Problem to work on —
Read the records and gather each line that includes "Design".
● ● ● ●
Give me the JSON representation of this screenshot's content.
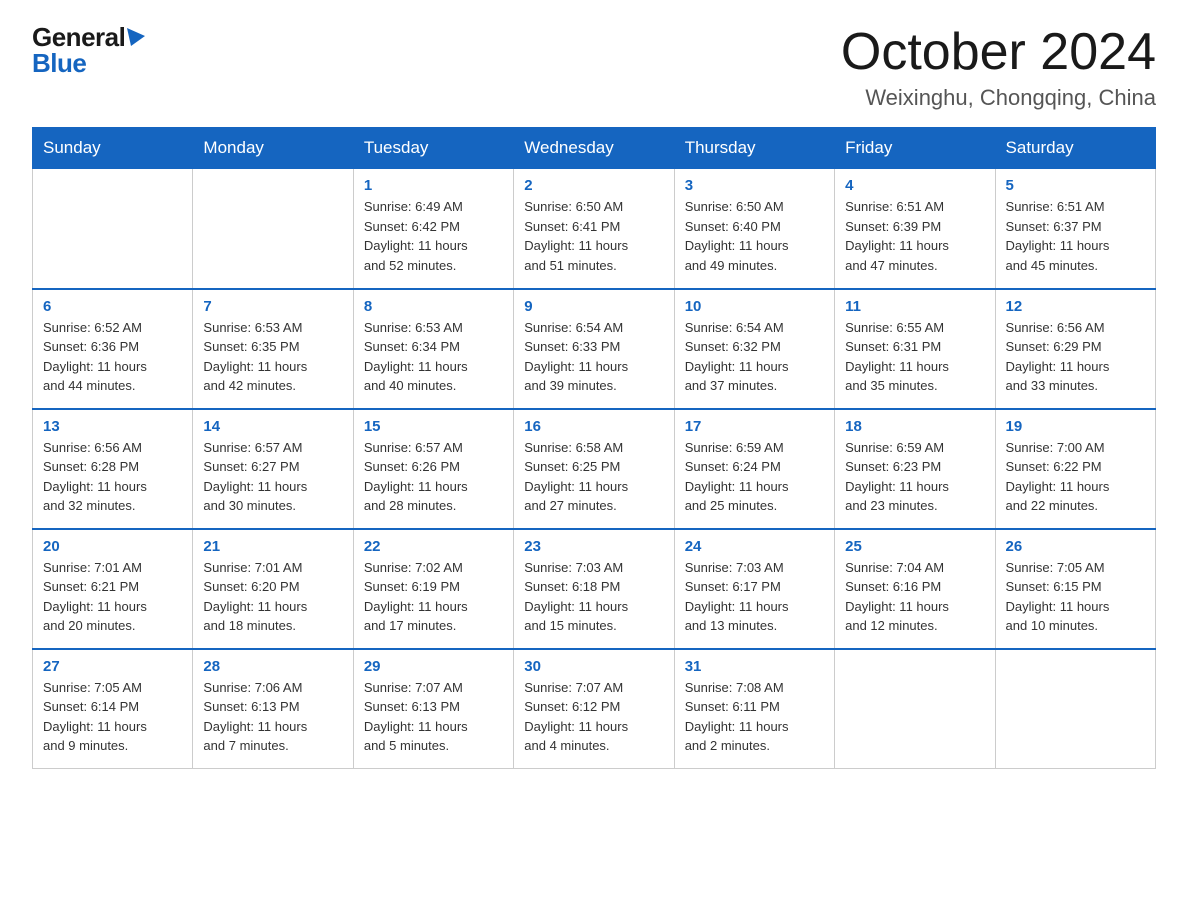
{
  "header": {
    "logo_general": "General",
    "logo_blue": "Blue",
    "title": "October 2024",
    "location": "Weixinghu, Chongqing, China"
  },
  "weekdays": [
    "Sunday",
    "Monday",
    "Tuesday",
    "Wednesday",
    "Thursday",
    "Friday",
    "Saturday"
  ],
  "weeks": [
    [
      {
        "day": "",
        "info": ""
      },
      {
        "day": "",
        "info": ""
      },
      {
        "day": "1",
        "info": "Sunrise: 6:49 AM\nSunset: 6:42 PM\nDaylight: 11 hours\nand 52 minutes."
      },
      {
        "day": "2",
        "info": "Sunrise: 6:50 AM\nSunset: 6:41 PM\nDaylight: 11 hours\nand 51 minutes."
      },
      {
        "day": "3",
        "info": "Sunrise: 6:50 AM\nSunset: 6:40 PM\nDaylight: 11 hours\nand 49 minutes."
      },
      {
        "day": "4",
        "info": "Sunrise: 6:51 AM\nSunset: 6:39 PM\nDaylight: 11 hours\nand 47 minutes."
      },
      {
        "day": "5",
        "info": "Sunrise: 6:51 AM\nSunset: 6:37 PM\nDaylight: 11 hours\nand 45 minutes."
      }
    ],
    [
      {
        "day": "6",
        "info": "Sunrise: 6:52 AM\nSunset: 6:36 PM\nDaylight: 11 hours\nand 44 minutes."
      },
      {
        "day": "7",
        "info": "Sunrise: 6:53 AM\nSunset: 6:35 PM\nDaylight: 11 hours\nand 42 minutes."
      },
      {
        "day": "8",
        "info": "Sunrise: 6:53 AM\nSunset: 6:34 PM\nDaylight: 11 hours\nand 40 minutes."
      },
      {
        "day": "9",
        "info": "Sunrise: 6:54 AM\nSunset: 6:33 PM\nDaylight: 11 hours\nand 39 minutes."
      },
      {
        "day": "10",
        "info": "Sunrise: 6:54 AM\nSunset: 6:32 PM\nDaylight: 11 hours\nand 37 minutes."
      },
      {
        "day": "11",
        "info": "Sunrise: 6:55 AM\nSunset: 6:31 PM\nDaylight: 11 hours\nand 35 minutes."
      },
      {
        "day": "12",
        "info": "Sunrise: 6:56 AM\nSunset: 6:29 PM\nDaylight: 11 hours\nand 33 minutes."
      }
    ],
    [
      {
        "day": "13",
        "info": "Sunrise: 6:56 AM\nSunset: 6:28 PM\nDaylight: 11 hours\nand 32 minutes."
      },
      {
        "day": "14",
        "info": "Sunrise: 6:57 AM\nSunset: 6:27 PM\nDaylight: 11 hours\nand 30 minutes."
      },
      {
        "day": "15",
        "info": "Sunrise: 6:57 AM\nSunset: 6:26 PM\nDaylight: 11 hours\nand 28 minutes."
      },
      {
        "day": "16",
        "info": "Sunrise: 6:58 AM\nSunset: 6:25 PM\nDaylight: 11 hours\nand 27 minutes."
      },
      {
        "day": "17",
        "info": "Sunrise: 6:59 AM\nSunset: 6:24 PM\nDaylight: 11 hours\nand 25 minutes."
      },
      {
        "day": "18",
        "info": "Sunrise: 6:59 AM\nSunset: 6:23 PM\nDaylight: 11 hours\nand 23 minutes."
      },
      {
        "day": "19",
        "info": "Sunrise: 7:00 AM\nSunset: 6:22 PM\nDaylight: 11 hours\nand 22 minutes."
      }
    ],
    [
      {
        "day": "20",
        "info": "Sunrise: 7:01 AM\nSunset: 6:21 PM\nDaylight: 11 hours\nand 20 minutes."
      },
      {
        "day": "21",
        "info": "Sunrise: 7:01 AM\nSunset: 6:20 PM\nDaylight: 11 hours\nand 18 minutes."
      },
      {
        "day": "22",
        "info": "Sunrise: 7:02 AM\nSunset: 6:19 PM\nDaylight: 11 hours\nand 17 minutes."
      },
      {
        "day": "23",
        "info": "Sunrise: 7:03 AM\nSunset: 6:18 PM\nDaylight: 11 hours\nand 15 minutes."
      },
      {
        "day": "24",
        "info": "Sunrise: 7:03 AM\nSunset: 6:17 PM\nDaylight: 11 hours\nand 13 minutes."
      },
      {
        "day": "25",
        "info": "Sunrise: 7:04 AM\nSunset: 6:16 PM\nDaylight: 11 hours\nand 12 minutes."
      },
      {
        "day": "26",
        "info": "Sunrise: 7:05 AM\nSunset: 6:15 PM\nDaylight: 11 hours\nand 10 minutes."
      }
    ],
    [
      {
        "day": "27",
        "info": "Sunrise: 7:05 AM\nSunset: 6:14 PM\nDaylight: 11 hours\nand 9 minutes."
      },
      {
        "day": "28",
        "info": "Sunrise: 7:06 AM\nSunset: 6:13 PM\nDaylight: 11 hours\nand 7 minutes."
      },
      {
        "day": "29",
        "info": "Sunrise: 7:07 AM\nSunset: 6:13 PM\nDaylight: 11 hours\nand 5 minutes."
      },
      {
        "day": "30",
        "info": "Sunrise: 7:07 AM\nSunset: 6:12 PM\nDaylight: 11 hours\nand 4 minutes."
      },
      {
        "day": "31",
        "info": "Sunrise: 7:08 AM\nSunset: 6:11 PM\nDaylight: 11 hours\nand 2 minutes."
      },
      {
        "day": "",
        "info": ""
      },
      {
        "day": "",
        "info": ""
      }
    ]
  ]
}
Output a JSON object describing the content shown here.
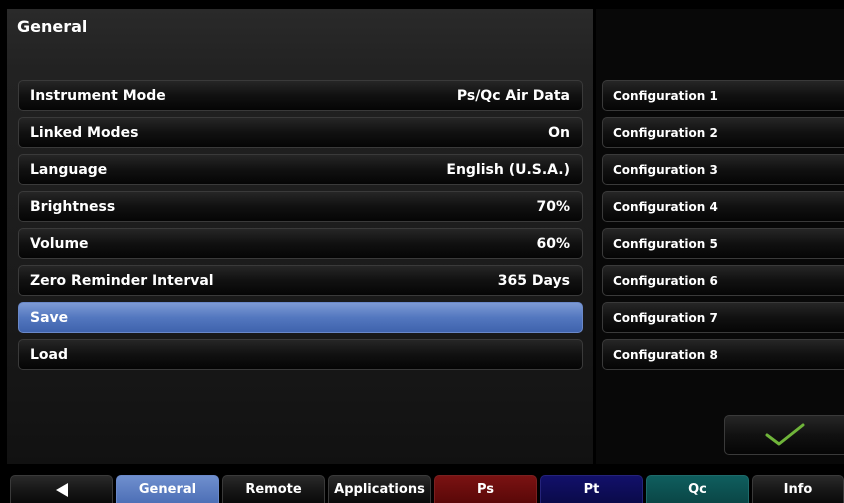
{
  "panel": {
    "title": "General"
  },
  "settings": [
    {
      "label": "Instrument Mode",
      "value": "Ps/Qc Air Data"
    },
    {
      "label": "Linked Modes",
      "value": "On"
    },
    {
      "label": "Language",
      "value": "English (U.S.A.)"
    },
    {
      "label": "Brightness",
      "value": "70%"
    },
    {
      "label": "Volume",
      "value": "60%"
    },
    {
      "label": "Zero Reminder Interval",
      "value": "365 Days"
    },
    {
      "label": "Save",
      "value": ""
    },
    {
      "label": "Load",
      "value": ""
    }
  ],
  "selected_setting": "Save",
  "configurations": [
    "Configuration 1",
    "Configuration 2",
    "Configuration 3",
    "Configuration 4",
    "Configuration 5",
    "Configuration 6",
    "Configuration 7",
    "Configuration 8"
  ],
  "ok_button": {
    "icon": "checkmark-icon"
  },
  "tabs": [
    {
      "label": "",
      "icon": "back-arrow-icon"
    },
    {
      "label": "General",
      "active": true
    },
    {
      "label": "Remote"
    },
    {
      "label": "Applications"
    },
    {
      "label": "Ps",
      "color": "#6a0d0d"
    },
    {
      "label": "Pt",
      "color": "#0f0d5a"
    },
    {
      "label": "Qc",
      "color": "#0c5252"
    },
    {
      "label": "Info"
    }
  ],
  "colors": {
    "selected": "#5377bf",
    "check": "#6fb43a"
  }
}
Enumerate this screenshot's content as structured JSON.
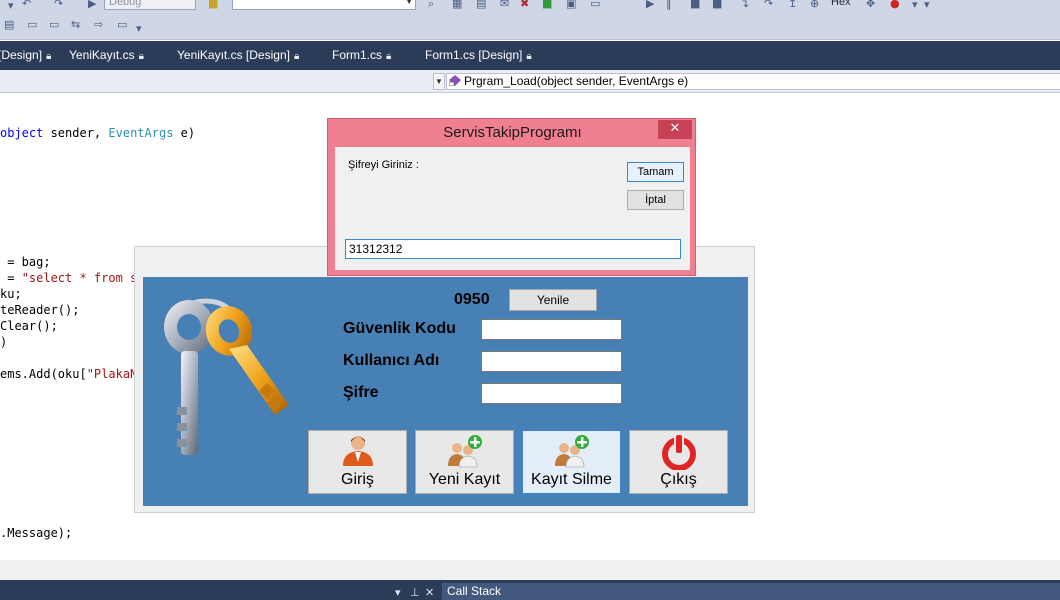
{
  "toolbar": {
    "config_select": "Debug",
    "hex_label": "Hex"
  },
  "tabs": [
    {
      "label": "[Design]"
    },
    {
      "label": "YeniKayıt.cs"
    },
    {
      "label": "YeniKayıt.cs [Design]"
    },
    {
      "label": "Form1.cs"
    },
    {
      "label": "Form1.cs [Design]"
    }
  ],
  "navbar": {
    "method": "Prgram_Load(object sender, EventArgs e)"
  },
  "code": {
    "l1_kw": "object",
    "l1_a": " sender, ",
    "l1_type": "EventArgs",
    "l1_b": " e)",
    "l2": " = bag;",
    "l3_a": " = ",
    "l3_str": "\"select * from s",
    "l4": "ku;",
    "l5": "teReader();",
    "l6": "Clear();",
    "l7": ")",
    "l8_a": "ems.Add(oku[",
    "l8_str": "\"PlakaN",
    "l9": ".Message);"
  },
  "bottom": {
    "call_stack": "Call Stack"
  },
  "mainform": {
    "code_value": "0950",
    "refresh_label": "Yenile",
    "security_label": "Güvenlik Kodu",
    "username_label": "Kullanıcı Adı",
    "password_label": "Şifre",
    "buttons": {
      "login": "Giriş",
      "new_record": "Yeni Kayıt",
      "delete_record": "Kayıt Silme",
      "exit": "Çıkış"
    }
  },
  "dialog": {
    "title": "ServisTakipProgramı",
    "close": "✕",
    "prompt": "Şifreyi Giriniz :",
    "ok": "Tamam",
    "cancel": "İptal",
    "input_value": "31312312"
  }
}
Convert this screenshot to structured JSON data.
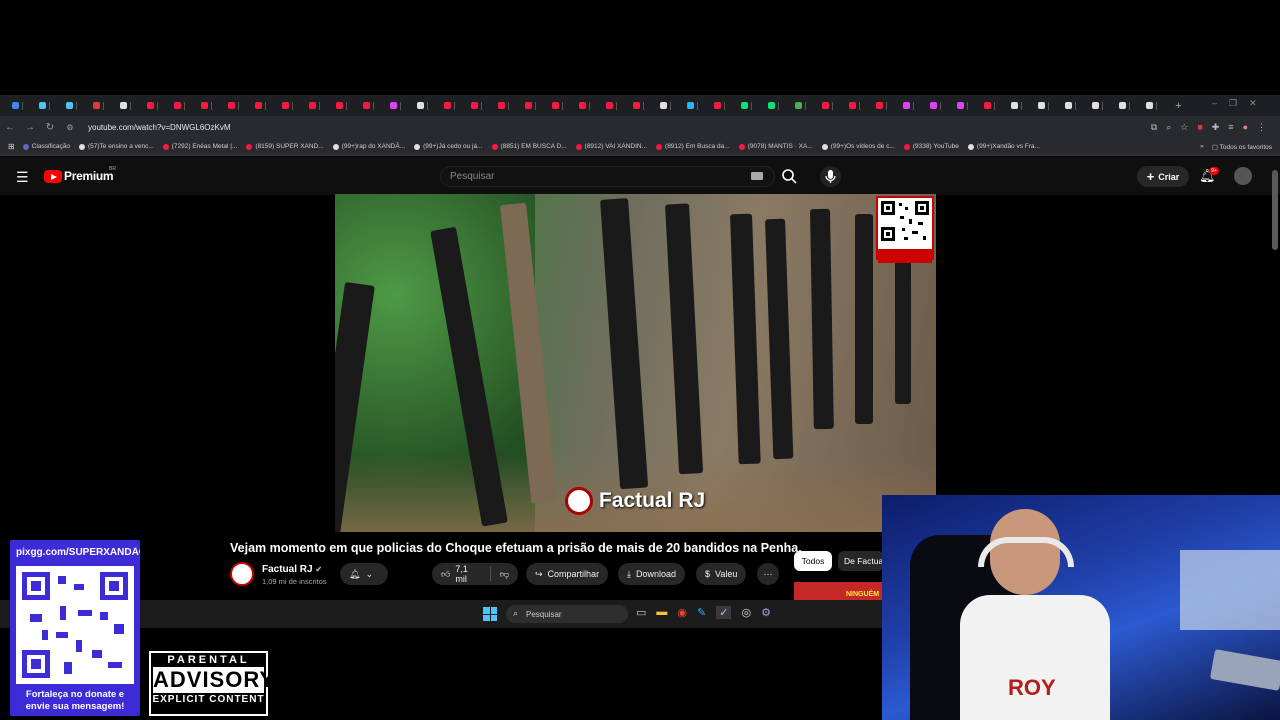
{
  "browser": {
    "url": "youtube.com/watch?v=DNWGL6OzKvM",
    "tab_colors": [
      "#4285f4",
      "#4fc3f7",
      "#4fc3f7",
      "#e53935",
      "#e0e0e0",
      "#ff1744",
      "#ff1744",
      "#ff1744",
      "#ff1744",
      "#ff1744",
      "#ff1744",
      "#ff1744",
      "#ff1744",
      "#ff1744",
      "#e040fb",
      "#e0e0e0",
      "#ff1744",
      "#ff1744",
      "#ff1744",
      "#ff1744",
      "#ff1744",
      "#ff1744",
      "#ff1744",
      "#ff1744",
      "#e0e0e0",
      "#29b6f6",
      "#ff1744",
      "#00e676",
      "#00e676",
      "#4caf50",
      "#ff1744",
      "#ff1744",
      "#ff1744",
      "#e040fb",
      "#e040fb",
      "#e040fb",
      "#ff1744",
      "#e0e0e0",
      "#e0e0e0",
      "#e0e0e0",
      "#e0e0e0",
      "#e0e0e0",
      "#e0e0e0"
    ],
    "bookmarks": [
      {
        "label": "Classificação",
        "color": "#5c6bc0"
      },
      {
        "label": "(57)Te ensino a venc...",
        "color": "#e0e0e0"
      },
      {
        "label": "(7292) Enéas Metal |...",
        "color": "#ff1744"
      },
      {
        "label": "(8159) SUPER XAND...",
        "color": "#ff1744"
      },
      {
        "label": "(99+)rap do XANDÃ...",
        "color": "#e0e0e0"
      },
      {
        "label": "(99+)Já cedo ou já...",
        "color": "#e0e0e0"
      },
      {
        "label": "(8851) EM BUSCA D...",
        "color": "#ff1744"
      },
      {
        "label": "(8912) VAI XANDIN...",
        "color": "#ff1744"
      },
      {
        "label": "(8912) Em Busca da...",
        "color": "#ff1744"
      },
      {
        "label": "(9078) MANTIS · XA...",
        "color": "#ff1744"
      },
      {
        "label": "(99+)Os vídeos de c...",
        "color": "#e0e0e0"
      },
      {
        "label": "(9338) YouTube",
        "color": "#ff1744"
      },
      {
        "label": "(99+)Xandão vs Fra...",
        "color": "#e0e0e0"
      }
    ],
    "all_bookmarks": "Todos os favoritos"
  },
  "youtube": {
    "logo_text": "Premium",
    "logo_region": "BR",
    "search_placeholder": "Pesquisar",
    "create_label": "Criar",
    "notifications_badge": "9+",
    "video_watermark": "Factual RJ",
    "video_title": "Vejam momento em que policias do Choque efetuam a prisão de mais de 20 bandidos na Penha.",
    "channel_name": "Factual RJ",
    "channel_subs": "1,09 mi de inscritos",
    "likes": "7,1 mil",
    "share_label": "Compartilhar",
    "download_label": "Download",
    "thanks_label": "Valeu",
    "chip_all": "Todos",
    "chip_channel": "De Factual",
    "thumbnail_text": "NINGUÉM"
  },
  "taskbar": {
    "search_placeholder": "Pesquisar"
  },
  "overlay": {
    "donate_url": "pixgg.com/SUPERXANDÃO",
    "donate_msg": "Fortaleça no donate e envie sua mensagem!",
    "advisory_top": "PARENTAL",
    "advisory_mid": "ADVISORY",
    "advisory_bottom": "EXPLICIT CONTENT",
    "webcam_shirt_text": "ROY"
  }
}
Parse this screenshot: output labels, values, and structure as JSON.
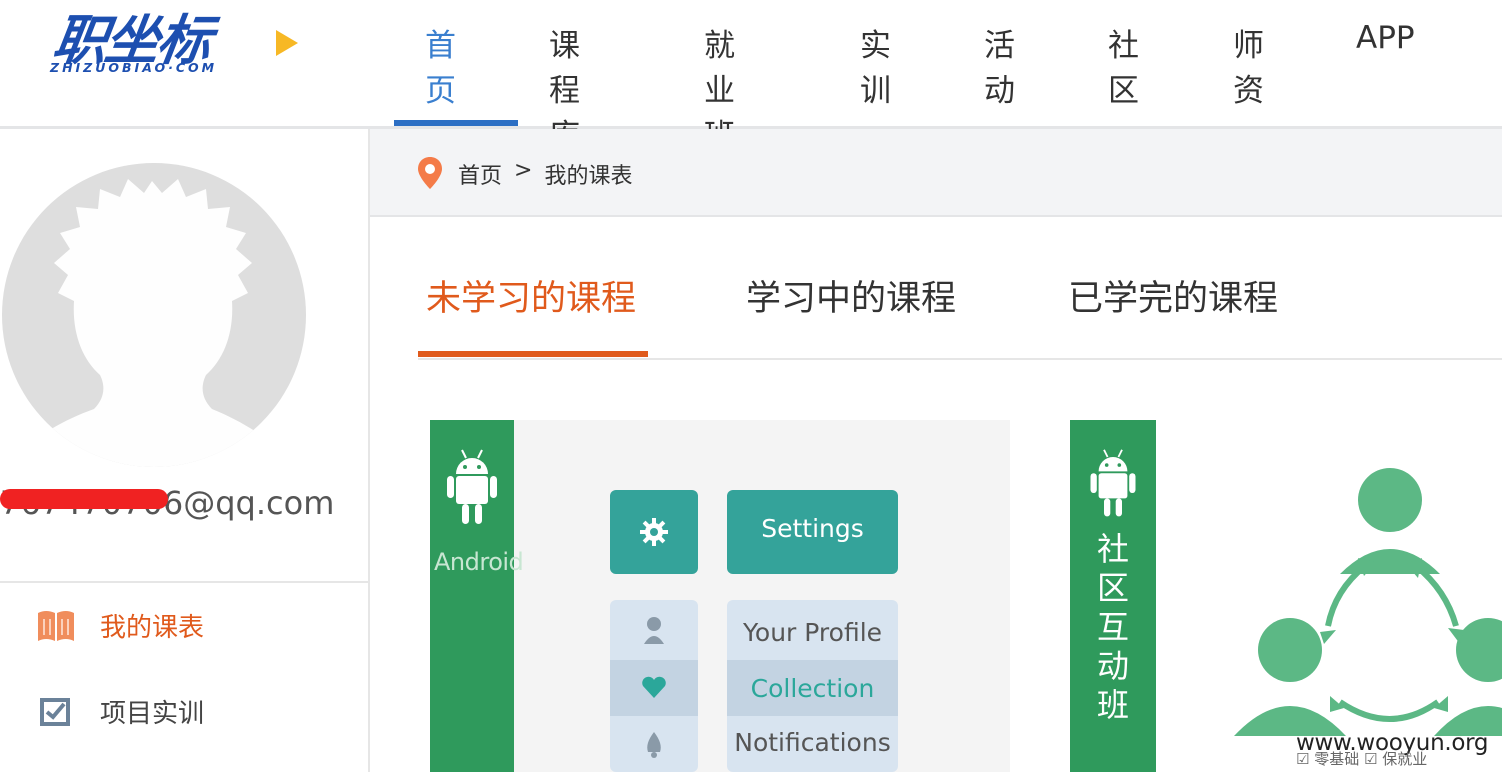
● ● ● ●
Answer to this exercise —
      "label": "[Design]"
      "label": "YeniKayıt.cs [Design]"
      "label": "Form1.cs [Design]"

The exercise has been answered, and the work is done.